__What to do__.
Print the listing in its entirety and exactly, leaving out images.

__Supplied data__.
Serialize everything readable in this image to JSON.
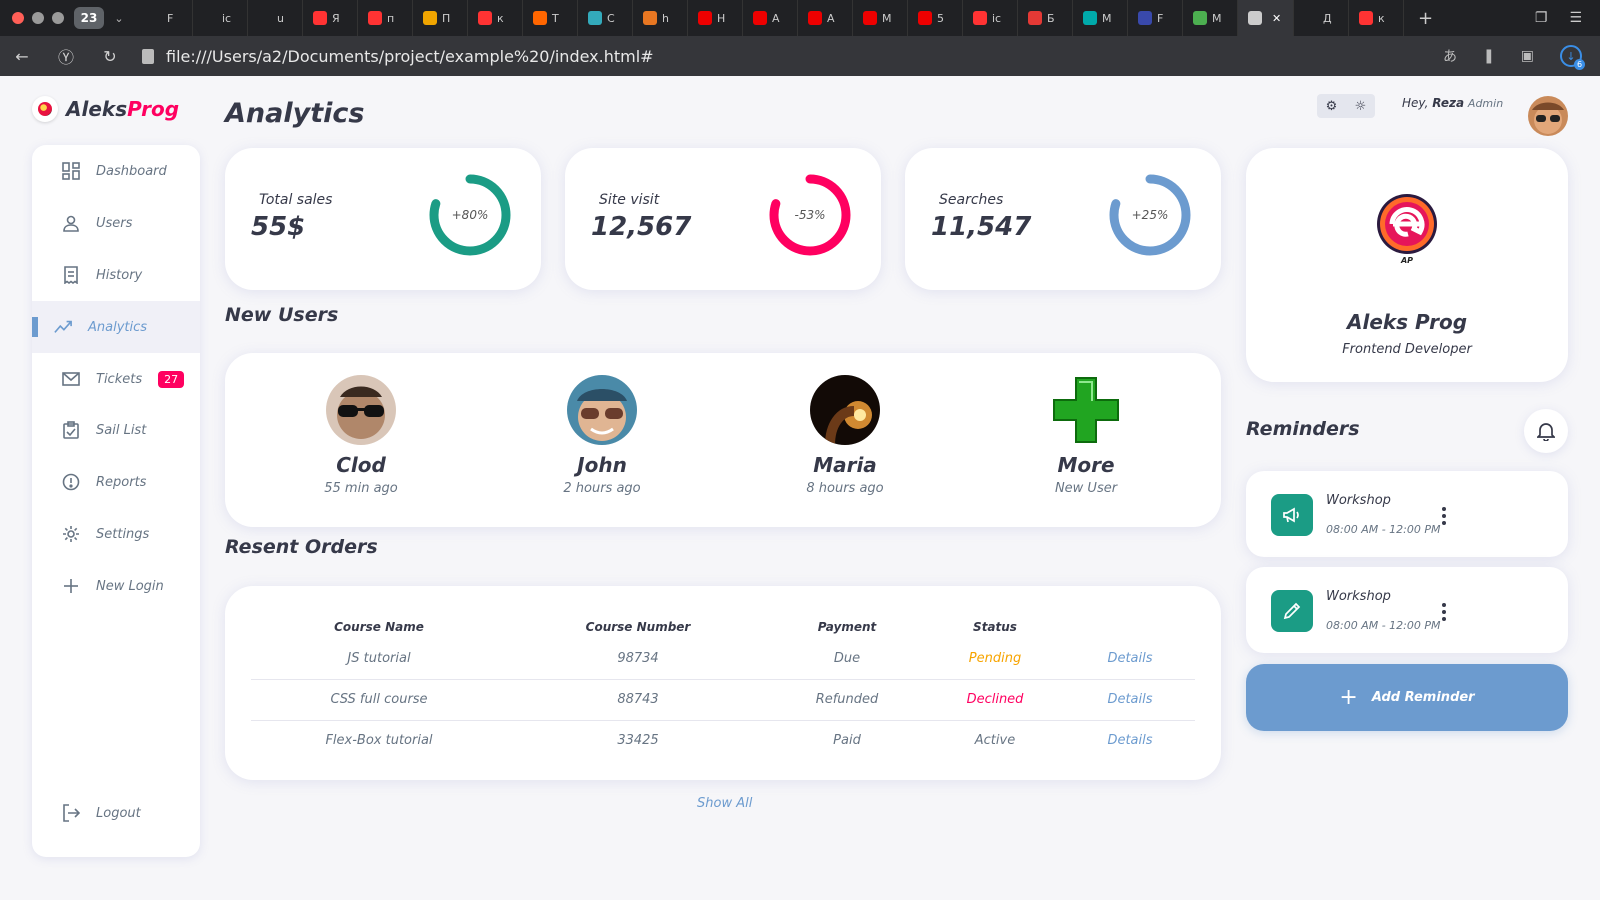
{
  "browser": {
    "tab_count": "23",
    "tabs": [
      {
        "icon": "github-icon",
        "letter": "F",
        "color": "#202124"
      },
      {
        "icon": "page-icon",
        "letter": "ic",
        "color": "#202124"
      },
      {
        "icon": "page-icon",
        "letter": "u",
        "color": "#202124"
      },
      {
        "icon": "yandex-icon",
        "letter": "Я",
        "color": "#f33"
      },
      {
        "icon": "yandex-icon",
        "letter": "п",
        "color": "#f33"
      },
      {
        "icon": "image-icon",
        "letter": "П",
        "color": "#f0a500"
      },
      {
        "icon": "yandex-icon",
        "letter": "к",
        "color": "#f33"
      },
      {
        "icon": "sp-icon",
        "letter": "T",
        "color": "#f60"
      },
      {
        "icon": "star-icon",
        "letter": "C",
        "color": "#3ab"
      },
      {
        "icon": "stack-icon",
        "letter": "h",
        "color": "#e87722"
      },
      {
        "icon": "youtube-icon",
        "letter": "H",
        "color": "#e00"
      },
      {
        "icon": "youtube-icon",
        "letter": "A",
        "color": "#e00"
      },
      {
        "icon": "youtube-icon",
        "letter": "A",
        "color": "#e00"
      },
      {
        "icon": "youtube-icon",
        "letter": "M",
        "color": "#e00"
      },
      {
        "icon": "youtube-icon",
        "letter": "5",
        "color": "#e00"
      },
      {
        "icon": "yandex-icon",
        "letter": "ic",
        "color": "#f33"
      },
      {
        "icon": "l-icon",
        "letter": "Б",
        "color": "#e53935"
      },
      {
        "icon": "flo-icon",
        "letter": "M",
        "color": "#0aa"
      },
      {
        "icon": "l-icon",
        "letter": "F",
        "color": "#3949ab"
      },
      {
        "icon": "m-icon",
        "letter": "M",
        "color": "#4caf50"
      },
      {
        "icon": "file-icon",
        "letter": "",
        "color": "#ccc",
        "active": true
      },
      {
        "icon": "sparkle-icon",
        "letter": "Д",
        "color": "#202124"
      },
      {
        "icon": "yandex-icon",
        "letter": "к",
        "color": "#f33"
      }
    ],
    "url": "file:///Users/a2/Documents/project/example%20/index.html#",
    "download_badge": "6"
  },
  "logo": {
    "part1": "Aleks",
    "part2": "Prog"
  },
  "sidebar": {
    "items": [
      {
        "label": "Dashboard",
        "icon": "dashboard-icon"
      },
      {
        "label": "Users",
        "icon": "user-icon"
      },
      {
        "label": "History",
        "icon": "receipt-icon"
      },
      {
        "label": "Analytics",
        "icon": "analytics-icon",
        "active": true
      },
      {
        "label": "Tickets",
        "icon": "mail-icon",
        "badge": "27"
      },
      {
        "label": "Sail List",
        "icon": "clipboard-icon"
      },
      {
        "label": "Reports",
        "icon": "report-icon"
      },
      {
        "label": "Settings",
        "icon": "gear-icon"
      },
      {
        "label": "New Login",
        "icon": "plus-icon"
      }
    ],
    "logout": "Logout"
  },
  "page_title": "Analytics",
  "stats": [
    {
      "label": "Total sales",
      "value": "55$",
      "percent": "+80%",
      "fill": 0.8,
      "color": "#1b9c85"
    },
    {
      "label": "Site visit",
      "value": "12,567",
      "percent": "-53%",
      "fill": 0.8,
      "color": "#ff0060"
    },
    {
      "label": "Searches",
      "value": "11,547",
      "percent": "+25%",
      "fill": 0.8,
      "color": "#6c9bcf"
    }
  ],
  "new_users": {
    "title": "New Users",
    "users": [
      {
        "name": "Clod",
        "time": "55 min ago"
      },
      {
        "name": "John",
        "time": "2 hours ago"
      },
      {
        "name": "Maria",
        "time": "8 hours ago"
      },
      {
        "name": "More",
        "time": "New User"
      }
    ]
  },
  "orders": {
    "title": "Resent Orders",
    "headers": [
      "Course Name",
      "Course Number",
      "Payment",
      "Status",
      ""
    ],
    "rows": [
      {
        "name": "JS tutorial",
        "number": "98734",
        "payment": "Due",
        "status": "Pending",
        "details": "Details"
      },
      {
        "name": "CSS full course",
        "number": "88743",
        "payment": "Refunded",
        "status": "Declined",
        "details": "Details"
      },
      {
        "name": "Flex-Box tutorial",
        "number": "33425",
        "payment": "Paid",
        "status": "Active",
        "details": "Details"
      }
    ],
    "show_all": "Show All"
  },
  "header": {
    "greeting": "Hey,",
    "user": "Reza",
    "role": "Admin"
  },
  "profile": {
    "name": "Aleks Prog",
    "role": "Frontend Developer",
    "logo_caption": "AP"
  },
  "reminders": {
    "title": "Reminders",
    "items": [
      {
        "title": "Workshop",
        "time": "08:00 AM - 12:00 PM",
        "icon": "megaphone-icon"
      },
      {
        "title": "Workshop",
        "time": "08:00 AM - 12:00 PM",
        "icon": "pencil-icon"
      }
    ],
    "add_label": "Add Reminder"
  }
}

__Correct answer__.
Serialize everything readable in this image to JSON.
{
  "browser": {
    "tab_count": "23",
    "tabs": [
      {
        "icon": "github-icon",
        "letter": "F",
        "color": "#202124"
      },
      {
        "icon": "page-icon",
        "letter": "ic",
        "color": "#202124"
      },
      {
        "icon": "page-icon",
        "letter": "u",
        "color": "#202124"
      },
      {
        "icon": "yandex-icon",
        "letter": "Я",
        "color": "#f33"
      },
      {
        "icon": "yandex-icon",
        "letter": "п",
        "color": "#f33"
      },
      {
        "icon": "image-icon",
        "letter": "П",
        "color": "#f0a500"
      },
      {
        "icon": "yandex-icon",
        "letter": "к",
        "color": "#f33"
      },
      {
        "icon": "sp-icon",
        "letter": "T",
        "color": "#f60"
      },
      {
        "icon": "star-icon",
        "letter": "C",
        "color": "#3ab"
      },
      {
        "icon": "stack-icon",
        "letter": "h",
        "color": "#e87722"
      },
      {
        "icon": "youtube-icon",
        "letter": "H",
        "color": "#e00"
      },
      {
        "icon": "youtube-icon",
        "letter": "A",
        "color": "#e00"
      },
      {
        "icon": "youtube-icon",
        "letter": "A",
        "color": "#e00"
      },
      {
        "icon": "youtube-icon",
        "letter": "M",
        "color": "#e00"
      },
      {
        "icon": "youtube-icon",
        "letter": "5",
        "color": "#e00"
      },
      {
        "icon": "yandex-icon",
        "letter": "ic",
        "color": "#f33"
      },
      {
        "icon": "l-icon",
        "letter": "Б",
        "color": "#e53935"
      },
      {
        "icon": "flo-icon",
        "letter": "M",
        "color": "#0aa"
      },
      {
        "icon": "l-icon",
        "letter": "F",
        "color": "#3949ab"
      },
      {
        "icon": "m-icon",
        "letter": "M",
        "color": "#4caf50"
      },
      {
        "icon": "file-icon",
        "letter": "",
        "color": "#ccc",
        "active": true
      },
      {
        "icon": "sparkle-icon",
        "letter": "Д",
        "color": "#202124"
      },
      {
        "icon": "yandex-icon",
        "letter": "к",
        "color": "#f33"
      }
    ],
    "url": "file:///Users/a2/Documents/project/example%20/index.html#",
    "download_badge": "6"
  },
  "logo": {
    "part1": "Aleks",
    "part2": "Prog"
  },
  "sidebar": {
    "items": [
      {
        "label": "Dashboard",
        "icon": "dashboard-icon"
      },
      {
        "label": "Users",
        "icon": "user-icon"
      },
      {
        "label": "History",
        "icon": "receipt-icon"
      },
      {
        "label": "Analytics",
        "icon": "analytics-icon",
        "active": true
      },
      {
        "label": "Tickets",
        "icon": "mail-icon",
        "badge": "27"
      },
      {
        "label": "Sail List",
        "icon": "clipboard-icon"
      },
      {
        "label": "Reports",
        "icon": "report-icon"
      },
      {
        "label": "Settings",
        "icon": "gear-icon"
      },
      {
        "label": "New Login",
        "icon": "plus-icon"
      }
    ],
    "logout": "Logout"
  },
  "page_title": "Analytics",
  "stats": [
    {
      "label": "Total sales",
      "value": "55$",
      "percent": "+80%",
      "fill": 0.8,
      "color": "#1b9c85"
    },
    {
      "label": "Site visit",
      "value": "12,567",
      "percent": "-53%",
      "fill": 0.8,
      "color": "#ff0060"
    },
    {
      "label": "Searches",
      "value": "11,547",
      "percent": "+25%",
      "fill": 0.8,
      "color": "#6c9bcf"
    }
  ],
  "new_users": {
    "title": "New Users",
    "users": [
      {
        "name": "Clod",
        "time": "55 min ago"
      },
      {
        "name": "John",
        "time": "2 hours ago"
      },
      {
        "name": "Maria",
        "time": "8 hours ago"
      },
      {
        "name": "More",
        "time": "New User"
      }
    ]
  },
  "orders": {
    "title": "Resent Orders",
    "headers": [
      "Course Name",
      "Course Number",
      "Payment",
      "Status",
      ""
    ],
    "rows": [
      {
        "name": "JS tutorial",
        "number": "98734",
        "payment": "Due",
        "status": "Pending",
        "details": "Details"
      },
      {
        "name": "CSS full course",
        "number": "88743",
        "payment": "Refunded",
        "status": "Declined",
        "details": "Details"
      },
      {
        "name": "Flex-Box tutorial",
        "number": "33425",
        "payment": "Paid",
        "status": "Active",
        "details": "Details"
      }
    ],
    "show_all": "Show All"
  },
  "header": {
    "greeting": "Hey,",
    "user": "Reza",
    "role": "Admin"
  },
  "profile": {
    "name": "Aleks Prog",
    "role": "Frontend Developer",
    "logo_caption": "AP"
  },
  "reminders": {
    "title": "Reminders",
    "items": [
      {
        "title": "Workshop",
        "time": "08:00 AM - 12:00 PM",
        "icon": "megaphone-icon"
      },
      {
        "title": "Workshop",
        "time": "08:00 AM - 12:00 PM",
        "icon": "pencil-icon"
      }
    ],
    "add_label": "Add Reminder"
  }
}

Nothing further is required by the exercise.